Task description: Find and copy every line in the records that includes the string "NaOH".

Records:
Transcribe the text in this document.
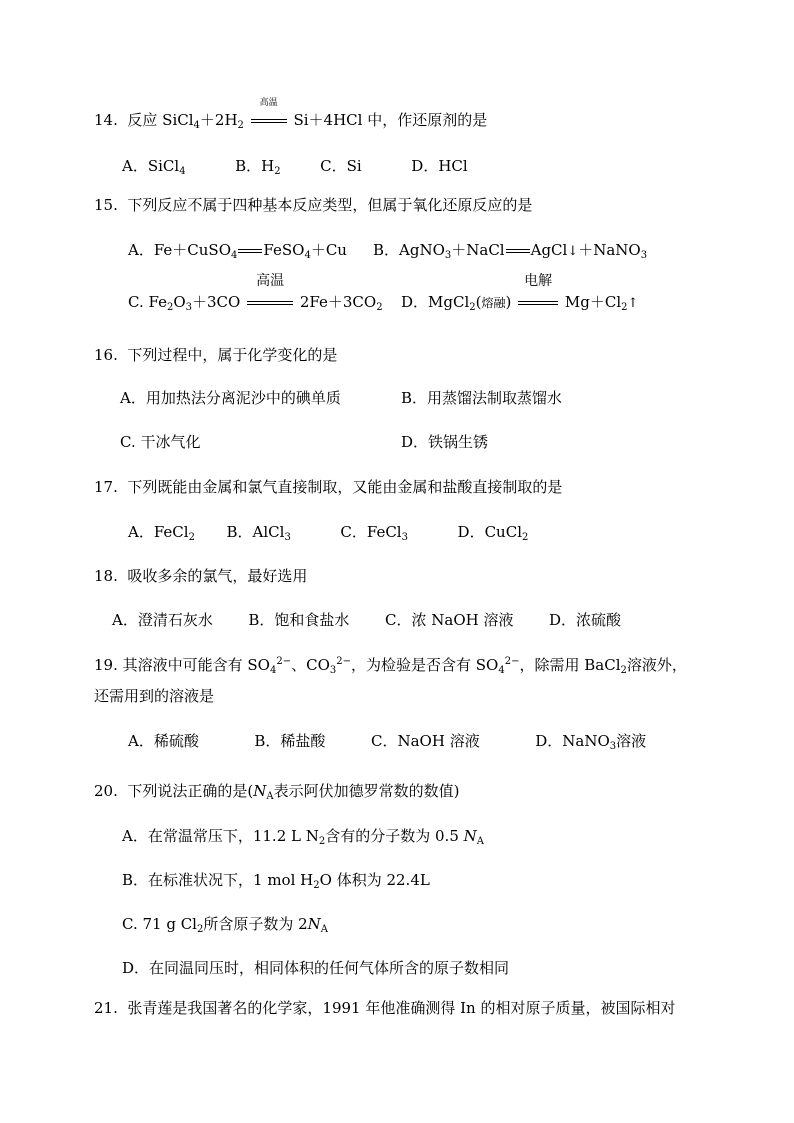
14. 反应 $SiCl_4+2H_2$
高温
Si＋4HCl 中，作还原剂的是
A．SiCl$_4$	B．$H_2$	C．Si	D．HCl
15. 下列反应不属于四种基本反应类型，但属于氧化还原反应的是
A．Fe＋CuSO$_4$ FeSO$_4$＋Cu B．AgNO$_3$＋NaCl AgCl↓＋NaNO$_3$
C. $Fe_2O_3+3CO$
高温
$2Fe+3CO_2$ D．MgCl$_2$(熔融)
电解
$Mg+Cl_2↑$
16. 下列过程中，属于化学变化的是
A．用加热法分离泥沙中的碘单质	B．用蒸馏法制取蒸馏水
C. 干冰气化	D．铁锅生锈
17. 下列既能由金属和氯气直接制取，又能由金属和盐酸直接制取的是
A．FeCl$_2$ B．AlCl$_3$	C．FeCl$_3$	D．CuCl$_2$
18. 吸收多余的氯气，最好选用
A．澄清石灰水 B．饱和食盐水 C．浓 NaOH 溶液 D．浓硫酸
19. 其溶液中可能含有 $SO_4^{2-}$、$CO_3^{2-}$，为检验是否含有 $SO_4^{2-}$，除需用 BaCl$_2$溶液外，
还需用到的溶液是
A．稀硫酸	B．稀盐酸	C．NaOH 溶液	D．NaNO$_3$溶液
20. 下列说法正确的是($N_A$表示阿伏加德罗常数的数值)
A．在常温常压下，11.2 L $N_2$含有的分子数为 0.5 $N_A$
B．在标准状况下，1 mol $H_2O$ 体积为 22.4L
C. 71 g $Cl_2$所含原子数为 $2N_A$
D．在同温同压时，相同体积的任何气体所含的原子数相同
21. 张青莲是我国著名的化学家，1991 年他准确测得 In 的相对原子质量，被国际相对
==
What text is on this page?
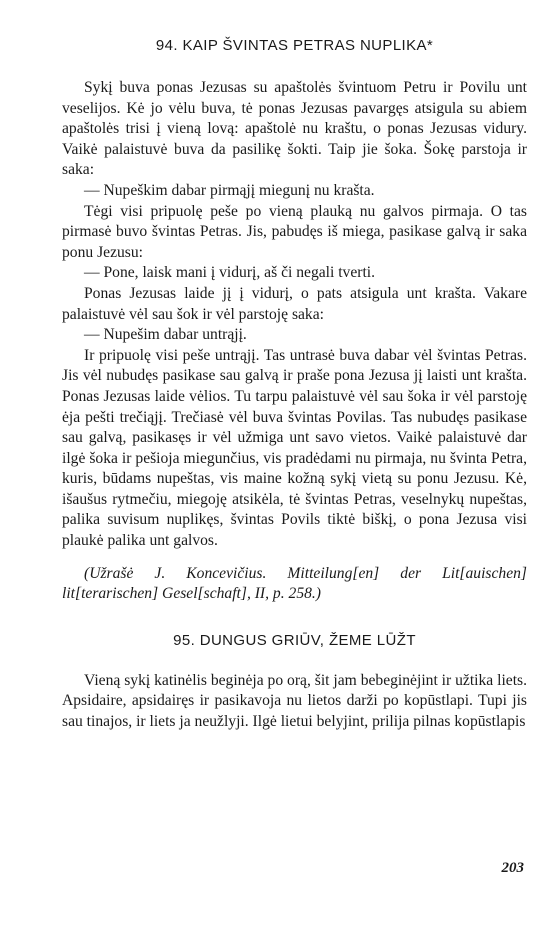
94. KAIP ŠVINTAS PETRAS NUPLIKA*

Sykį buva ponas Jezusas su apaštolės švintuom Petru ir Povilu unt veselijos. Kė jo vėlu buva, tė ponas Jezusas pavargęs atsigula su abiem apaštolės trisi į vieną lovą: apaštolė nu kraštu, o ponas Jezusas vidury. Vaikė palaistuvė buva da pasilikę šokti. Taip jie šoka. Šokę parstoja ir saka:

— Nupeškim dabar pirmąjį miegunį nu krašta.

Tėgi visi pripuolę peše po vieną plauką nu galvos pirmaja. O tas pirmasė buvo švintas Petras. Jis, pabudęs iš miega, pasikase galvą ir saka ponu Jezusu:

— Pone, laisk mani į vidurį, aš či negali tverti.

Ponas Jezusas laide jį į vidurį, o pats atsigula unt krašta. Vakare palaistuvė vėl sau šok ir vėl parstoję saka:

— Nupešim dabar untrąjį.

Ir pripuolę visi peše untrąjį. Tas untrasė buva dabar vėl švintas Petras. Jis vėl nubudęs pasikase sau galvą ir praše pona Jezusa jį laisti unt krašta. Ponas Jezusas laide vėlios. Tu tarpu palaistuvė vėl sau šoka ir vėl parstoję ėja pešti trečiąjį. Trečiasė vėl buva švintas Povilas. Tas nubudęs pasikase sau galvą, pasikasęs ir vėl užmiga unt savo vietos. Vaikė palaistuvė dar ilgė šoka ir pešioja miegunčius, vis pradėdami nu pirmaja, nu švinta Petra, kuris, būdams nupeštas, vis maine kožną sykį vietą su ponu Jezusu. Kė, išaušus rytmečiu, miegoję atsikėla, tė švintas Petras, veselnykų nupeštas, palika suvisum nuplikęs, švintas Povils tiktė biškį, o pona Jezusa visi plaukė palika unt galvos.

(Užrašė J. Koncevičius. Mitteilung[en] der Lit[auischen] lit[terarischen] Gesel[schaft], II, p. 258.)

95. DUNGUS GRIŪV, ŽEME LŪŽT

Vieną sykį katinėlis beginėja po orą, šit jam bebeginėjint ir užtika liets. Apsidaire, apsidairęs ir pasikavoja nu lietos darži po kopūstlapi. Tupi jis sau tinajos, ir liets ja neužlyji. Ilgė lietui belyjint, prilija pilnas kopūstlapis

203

Task result:
A．澄清石灰水 B．饱和食盐水 C．浓 NaOH 溶液 D．浓硫酸
A．稀硫酸	B．稀盐酸	C．NaOH 溶液	D．NaNO$_3$溶液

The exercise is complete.